What is required: All the entries need to be quoted exactly, apart from the pictures, which you should drop.

[start of Input material]

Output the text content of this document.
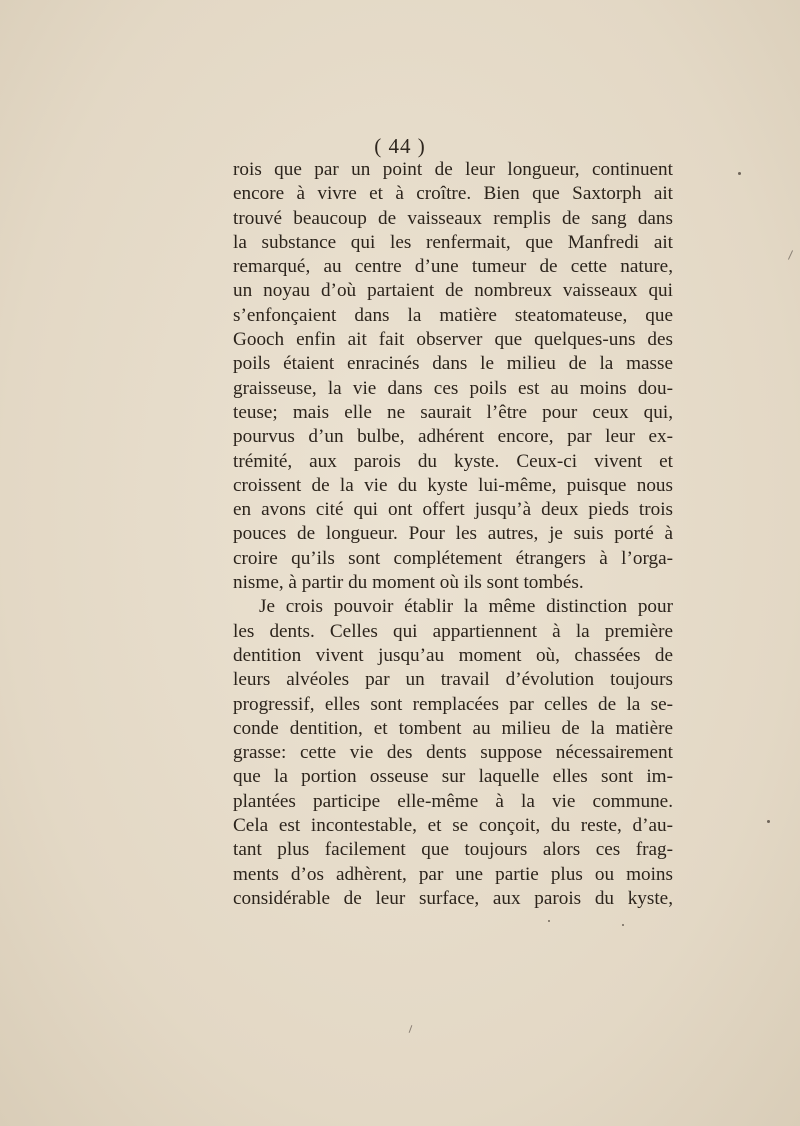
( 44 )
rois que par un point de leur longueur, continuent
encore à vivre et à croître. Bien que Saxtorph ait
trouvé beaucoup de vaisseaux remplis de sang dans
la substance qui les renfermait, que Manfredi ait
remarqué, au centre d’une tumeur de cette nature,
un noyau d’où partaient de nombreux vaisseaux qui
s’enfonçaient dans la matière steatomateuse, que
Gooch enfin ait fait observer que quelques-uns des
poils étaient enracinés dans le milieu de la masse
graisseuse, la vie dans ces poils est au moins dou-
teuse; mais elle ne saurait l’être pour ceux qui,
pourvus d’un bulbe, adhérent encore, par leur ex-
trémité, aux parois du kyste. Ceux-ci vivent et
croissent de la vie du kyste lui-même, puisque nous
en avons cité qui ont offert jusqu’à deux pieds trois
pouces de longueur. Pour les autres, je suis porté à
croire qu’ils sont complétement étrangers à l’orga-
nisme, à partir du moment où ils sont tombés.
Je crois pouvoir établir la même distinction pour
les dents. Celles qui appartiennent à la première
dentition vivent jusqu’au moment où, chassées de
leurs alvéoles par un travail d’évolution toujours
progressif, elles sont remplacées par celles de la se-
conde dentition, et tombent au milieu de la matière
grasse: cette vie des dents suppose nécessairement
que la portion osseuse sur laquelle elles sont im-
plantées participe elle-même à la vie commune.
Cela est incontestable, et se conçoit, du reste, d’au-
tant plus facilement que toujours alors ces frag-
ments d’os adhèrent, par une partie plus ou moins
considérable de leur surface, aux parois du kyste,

[end of Input material]

Correct response:
Output the text content of this document.
( 44 )
rois que par un point de leur longueur, continuent
encore à vivre et à croître. Bien que Saxtorph ait
trouvé beaucoup de vaisseaux remplis de sang dans
la substance qui les renfermait, que Manfredi ait
remarqué, au centre d’une tumeur de cette nature,
un noyau d’où partaient de nombreux vaisseaux qui
s’enfonçaient dans la matière steatomateuse, que
Gooch enfin ait fait observer que quelques-uns des
poils étaient enracinés dans le milieu de la masse
graisseuse, la vie dans ces poils est au moins dou-
teuse; mais elle ne saurait l’être pour ceux qui,
pourvus d’un bulbe, adhérent encore, par leur ex-
trémité, aux parois du kyste. Ceux-ci vivent et
croissent de la vie du kyste lui-même, puisque nous
en avons cité qui ont offert jusqu’à deux pieds trois
pouces de longueur. Pour les autres, je suis porté à
croire qu’ils sont complétement étrangers à l’orga-
nisme, à partir du moment où ils sont tombés.
Je crois pouvoir établir la même distinction pour
les dents. Celles qui appartiennent à la première
dentition vivent jusqu’au moment où, chassées de
leurs alvéoles par un travail d’évolution toujours
progressif, elles sont remplacées par celles de la se-
conde dentition, et tombent au milieu de la matière
grasse: cette vie des dents suppose nécessairement
que la portion osseuse sur laquelle elles sont im-
plantées participe elle-même à la vie commune.
Cela est incontestable, et se conçoit, du reste, d’au-
tant plus facilement que toujours alors ces frag-
ments d’os adhèrent, par une partie plus ou moins
considérable de leur surface, aux parois du kyste,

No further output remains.